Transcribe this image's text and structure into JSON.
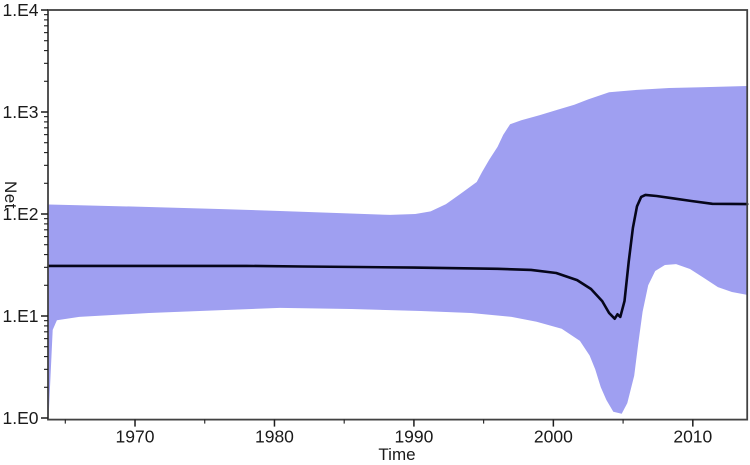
{
  "chart_data": {
    "type": "area",
    "title": "",
    "xlabel": "Time",
    "ylabel": "Net",
    "x_axis": {
      "min": 1963.76,
      "max": 2013.9,
      "major_ticks": [
        {
          "label": "1970",
          "value": 1970
        },
        {
          "label": "1980",
          "value": 1980
        },
        {
          "label": "1990",
          "value": 1990
        },
        {
          "label": "2000",
          "value": 2000
        },
        {
          "label": "2010",
          "value": 2010
        }
      ],
      "minor_ticks": [
        1965,
        1975,
        1985,
        1995,
        2005
      ]
    },
    "y_axis": {
      "scale": "log10",
      "min": 1,
      "max": 10000,
      "major_ticks": [
        {
          "label": "1.E0",
          "value": 1
        },
        {
          "label": "1.E1",
          "value": 10
        },
        {
          "label": "1.E2",
          "value": 100
        },
        {
          "label": "1.E3",
          "value": 1000
        },
        {
          "label": "1.E4",
          "value": 10000
        }
      ],
      "minor_tick_multipliers": [
        2,
        3,
        4,
        5,
        6,
        7,
        8,
        9
      ]
    },
    "legend": null,
    "grid": false,
    "colors": {
      "band": "#9f9ff1",
      "median_line": "#06061a",
      "axis": "#424242",
      "tick": "#1c1c1c",
      "text": "#1a1a1a",
      "background": "#ffffff"
    },
    "series": [
      {
        "name": "median",
        "points": [
          [
            1963.8,
            31
          ],
          [
            1966,
            31
          ],
          [
            1970,
            31
          ],
          [
            1974,
            31
          ],
          [
            1978,
            31
          ],
          [
            1982,
            30.6
          ],
          [
            1986,
            30.2
          ],
          [
            1990,
            29.8
          ],
          [
            1993,
            29.4
          ],
          [
            1996,
            29
          ],
          [
            1998.4,
            28.3
          ],
          [
            2000.2,
            26.4
          ],
          [
            2001.7,
            22.5
          ],
          [
            2002.7,
            18.4
          ],
          [
            2003.5,
            14
          ],
          [
            2004.0,
            10.7
          ],
          [
            2004.4,
            9.4
          ],
          [
            2004.6,
            10.4
          ],
          [
            2004.8,
            9.8
          ],
          [
            2005.1,
            14
          ],
          [
            2005.4,
            34
          ],
          [
            2005.7,
            73
          ],
          [
            2006.0,
            119
          ],
          [
            2006.3,
            147
          ],
          [
            2006.6,
            154
          ],
          [
            2007.4,
            150
          ],
          [
            2008.5,
            143
          ],
          [
            2009.9,
            134
          ],
          [
            2011.4,
            126
          ],
          [
            2013.9,
            125
          ]
        ]
      },
      {
        "name": "upper_hpd",
        "points": [
          [
            1963.8,
            124
          ],
          [
            1966,
            122
          ],
          [
            1971,
            117
          ],
          [
            1976,
            112
          ],
          [
            1980.4,
            107
          ],
          [
            1984.7,
            102
          ],
          [
            1988.3,
            98
          ],
          [
            1990.1,
            100
          ],
          [
            1991.2,
            106
          ],
          [
            1992.3,
            125
          ],
          [
            1993.4,
            160
          ],
          [
            1994.5,
            206
          ],
          [
            1994.9,
            259
          ],
          [
            1995.4,
            340
          ],
          [
            1996.0,
            456
          ],
          [
            1996.4,
            596
          ],
          [
            1996.9,
            760
          ],
          [
            1997.7,
            830
          ],
          [
            1999.0,
            930
          ],
          [
            2000.3,
            1050
          ],
          [
            2001.5,
            1180
          ],
          [
            2002.5,
            1330
          ],
          [
            2004.0,
            1560
          ],
          [
            2005.8,
            1640
          ],
          [
            2008.3,
            1720
          ],
          [
            2010.6,
            1750
          ],
          [
            2013.9,
            1800
          ]
        ]
      },
      {
        "name": "lower_hpd",
        "points": [
          [
            1963.8,
            1.02
          ],
          [
            1964.1,
            7.3
          ],
          [
            1964.4,
            9.1
          ],
          [
            1966,
            9.8
          ],
          [
            1971,
            10.7
          ],
          [
            1976,
            11.4
          ],
          [
            1980.4,
            12.0
          ],
          [
            1985.5,
            11.7
          ],
          [
            1990.5,
            11.2
          ],
          [
            1994.1,
            10.7
          ],
          [
            1997.0,
            9.8
          ],
          [
            1998.8,
            8.8
          ],
          [
            2000.6,
            7.5
          ],
          [
            2001.9,
            5.7
          ],
          [
            2002.6,
            4.1
          ],
          [
            2003.0,
            3.0
          ],
          [
            2003.4,
            2.0
          ],
          [
            2003.8,
            1.5
          ],
          [
            2004.3,
            1.15
          ],
          [
            2004.9,
            1.1
          ],
          [
            2005.3,
            1.4
          ],
          [
            2005.8,
            2.6
          ],
          [
            2006.1,
            5.5
          ],
          [
            2006.4,
            11
          ],
          [
            2006.8,
            20
          ],
          [
            2007.3,
            27.6
          ],
          [
            2008.0,
            31.6
          ],
          [
            2008.8,
            32.3
          ],
          [
            2009.8,
            28.9
          ],
          [
            2010.8,
            23.6
          ],
          [
            2011.8,
            19.2
          ],
          [
            2012.8,
            17.2
          ],
          [
            2013.9,
            16.1
          ]
        ]
      }
    ]
  }
}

⁂

EXERCISE BRIEF ::
Without including any picture, retype the entries exactly.

RESULT FOR THIS TASK ::
Transcribe this image's text and structure into JSON.
{
  "chart_data": {
    "type": "area",
    "title": "",
    "xlabel": "Time",
    "ylabel": "Net",
    "x_axis": {
      "min": 1963.76,
      "max": 2013.9,
      "major_ticks": [
        {
          "label": "1970",
          "value": 1970
        },
        {
          "label": "1980",
          "value": 1980
        },
        {
          "label": "1990",
          "value": 1990
        },
        {
          "label": "2000",
          "value": 2000
        },
        {
          "label": "2010",
          "value": 2010
        }
      ],
      "minor_ticks": [
        1965,
        1975,
        1985,
        1995,
        2005
      ]
    },
    "y_axis": {
      "scale": "log10",
      "min": 1,
      "max": 10000,
      "major_ticks": [
        {
          "label": "1.E0",
          "value": 1
        },
        {
          "label": "1.E1",
          "value": 10
        },
        {
          "label": "1.E2",
          "value": 100
        },
        {
          "label": "1.E3",
          "value": 1000
        },
        {
          "label": "1.E4",
          "value": 10000
        }
      ],
      "minor_tick_multipliers": [
        2,
        3,
        4,
        5,
        6,
        7,
        8,
        9
      ]
    },
    "legend": null,
    "grid": false,
    "colors": {
      "band": "#9f9ff1",
      "median_line": "#06061a",
      "axis": "#424242",
      "tick": "#1c1c1c",
      "text": "#1a1a1a",
      "background": "#ffffff"
    },
    "series": [
      {
        "name": "median",
        "points": [
          [
            1963.8,
            31
          ],
          [
            1966,
            31
          ],
          [
            1970,
            31
          ],
          [
            1974,
            31
          ],
          [
            1978,
            31
          ],
          [
            1982,
            30.6
          ],
          [
            1986,
            30.2
          ],
          [
            1990,
            29.8
          ],
          [
            1993,
            29.4
          ],
          [
            1996,
            29
          ],
          [
            1998.4,
            28.3
          ],
          [
            2000.2,
            26.4
          ],
          [
            2001.7,
            22.5
          ],
          [
            2002.7,
            18.4
          ],
          [
            2003.5,
            14
          ],
          [
            2004.0,
            10.7
          ],
          [
            2004.4,
            9.4
          ],
          [
            2004.6,
            10.4
          ],
          [
            2004.8,
            9.8
          ],
          [
            2005.1,
            14
          ],
          [
            2005.4,
            34
          ],
          [
            2005.7,
            73
          ],
          [
            2006.0,
            119
          ],
          [
            2006.3,
            147
          ],
          [
            2006.6,
            154
          ],
          [
            2007.4,
            150
          ],
          [
            2008.5,
            143
          ],
          [
            2009.9,
            134
          ],
          [
            2011.4,
            126
          ],
          [
            2013.9,
            125
          ]
        ]
      },
      {
        "name": "upper_hpd",
        "points": [
          [
            1963.8,
            124
          ],
          [
            1966,
            122
          ],
          [
            1971,
            117
          ],
          [
            1976,
            112
          ],
          [
            1980.4,
            107
          ],
          [
            1984.7,
            102
          ],
          [
            1988.3,
            98
          ],
          [
            1990.1,
            100
          ],
          [
            1991.2,
            106
          ],
          [
            1992.3,
            125
          ],
          [
            1993.4,
            160
          ],
          [
            1994.5,
            206
          ],
          [
            1994.9,
            259
          ],
          [
            1995.4,
            340
          ],
          [
            1996.0,
            456
          ],
          [
            1996.4,
            596
          ],
          [
            1996.9,
            760
          ],
          [
            1997.7,
            830
          ],
          [
            1999.0,
            930
          ],
          [
            2000.3,
            1050
          ],
          [
            2001.5,
            1180
          ],
          [
            2002.5,
            1330
          ],
          [
            2004.0,
            1560
          ],
          [
            2005.8,
            1640
          ],
          [
            2008.3,
            1720
          ],
          [
            2010.6,
            1750
          ],
          [
            2013.9,
            1800
          ]
        ]
      },
      {
        "name": "lower_hpd",
        "points": [
          [
            1963.8,
            1.02
          ],
          [
            1964.1,
            7.3
          ],
          [
            1964.4,
            9.1
          ],
          [
            1966,
            9.8
          ],
          [
            1971,
            10.7
          ],
          [
            1976,
            11.4
          ],
          [
            1980.4,
            12.0
          ],
          [
            1985.5,
            11.7
          ],
          [
            1990.5,
            11.2
          ],
          [
            1994.1,
            10.7
          ],
          [
            1997.0,
            9.8
          ],
          [
            1998.8,
            8.8
          ],
          [
            2000.6,
            7.5
          ],
          [
            2001.9,
            5.7
          ],
          [
            2002.6,
            4.1
          ],
          [
            2003.0,
            3.0
          ],
          [
            2003.4,
            2.0
          ],
          [
            2003.8,
            1.5
          ],
          [
            2004.3,
            1.15
          ],
          [
            2004.9,
            1.1
          ],
          [
            2005.3,
            1.4
          ],
          [
            2005.8,
            2.6
          ],
          [
            2006.1,
            5.5
          ],
          [
            2006.4,
            11
          ],
          [
            2006.8,
            20
          ],
          [
            2007.3,
            27.6
          ],
          [
            2008.0,
            31.6
          ],
          [
            2008.8,
            32.3
          ],
          [
            2009.8,
            28.9
          ],
          [
            2010.8,
            23.6
          ],
          [
            2011.8,
            19.2
          ],
          [
            2012.8,
            17.2
          ],
          [
            2013.9,
            16.1
          ]
        ]
      }
    ]
  }
}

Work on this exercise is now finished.